Only the run of lines from the one containing "Decode this image" through the last line should be returned, exactly as written.

═══ MATERIAL FOR THE TASK

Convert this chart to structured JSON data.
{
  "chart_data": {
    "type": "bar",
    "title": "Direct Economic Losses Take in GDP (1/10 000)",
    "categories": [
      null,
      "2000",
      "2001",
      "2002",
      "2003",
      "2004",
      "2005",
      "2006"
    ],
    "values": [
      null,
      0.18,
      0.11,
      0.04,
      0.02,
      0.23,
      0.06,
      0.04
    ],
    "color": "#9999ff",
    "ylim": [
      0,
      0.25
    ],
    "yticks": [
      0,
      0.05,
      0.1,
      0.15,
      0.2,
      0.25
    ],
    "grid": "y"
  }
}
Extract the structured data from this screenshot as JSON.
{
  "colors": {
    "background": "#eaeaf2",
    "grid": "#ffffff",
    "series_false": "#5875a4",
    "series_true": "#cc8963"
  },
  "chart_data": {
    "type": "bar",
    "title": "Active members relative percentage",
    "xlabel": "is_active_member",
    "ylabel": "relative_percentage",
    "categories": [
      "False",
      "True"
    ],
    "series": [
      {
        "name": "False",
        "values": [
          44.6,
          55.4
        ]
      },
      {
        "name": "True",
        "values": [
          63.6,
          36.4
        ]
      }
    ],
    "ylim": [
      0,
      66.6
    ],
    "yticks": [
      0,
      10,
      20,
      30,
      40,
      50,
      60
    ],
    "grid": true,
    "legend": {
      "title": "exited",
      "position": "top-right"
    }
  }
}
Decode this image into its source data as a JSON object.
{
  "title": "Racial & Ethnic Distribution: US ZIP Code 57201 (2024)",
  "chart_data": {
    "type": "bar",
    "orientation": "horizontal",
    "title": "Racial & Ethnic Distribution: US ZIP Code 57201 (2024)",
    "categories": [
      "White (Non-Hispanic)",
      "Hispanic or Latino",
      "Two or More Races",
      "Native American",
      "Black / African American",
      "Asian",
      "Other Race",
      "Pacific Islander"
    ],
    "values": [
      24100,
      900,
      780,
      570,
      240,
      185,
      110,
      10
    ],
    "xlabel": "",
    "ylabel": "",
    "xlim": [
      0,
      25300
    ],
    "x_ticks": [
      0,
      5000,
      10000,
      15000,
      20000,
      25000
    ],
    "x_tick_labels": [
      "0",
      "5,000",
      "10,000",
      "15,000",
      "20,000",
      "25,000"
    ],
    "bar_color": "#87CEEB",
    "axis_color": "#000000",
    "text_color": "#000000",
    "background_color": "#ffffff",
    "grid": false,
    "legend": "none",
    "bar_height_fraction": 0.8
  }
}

══════

__CORRECT RESULT__.
Decode this image into its source data as a JSON object.
{
  "title": "Racial & Ethnic Distribution: US ZIP Code 57201 (2024)",
  "chart_data": {
    "type": "bar",
    "orientation": "horizontal",
    "title": "Racial & Ethnic Distribution: US ZIP Code 57201 (2024)",
    "categories": [
      "White (Non-Hispanic)",
      "Hispanic or Latino",
      "Two or More Races",
      "Native American",
      "Black / African American",
      "Asian",
      "Other Race",
      "Pacific Islander"
    ],
    "values": [
      24100,
      900,
      780,
      570,
      240,
      185,
      110,
      10
    ],
    "xlabel": "",
    "ylabel": "",
    "xlim": [
      0,
      25300
    ],
    "x_ticks": [
      0,
      5000,
      10000,
      15000,
      20000,
      25000
    ],
    "x_tick_labels": [
      "0",
      "5,000",
      "10,000",
      "15,000",
      "20,000",
      "25,000"
    ],
    "bar_color": "#87CEEB",
    "axis_color": "#000000",
    "text_color": "#000000",
    "background_color": "#ffffff",
    "grid": false,
    "legend": "none",
    "bar_height_fraction": 0.8
  }
}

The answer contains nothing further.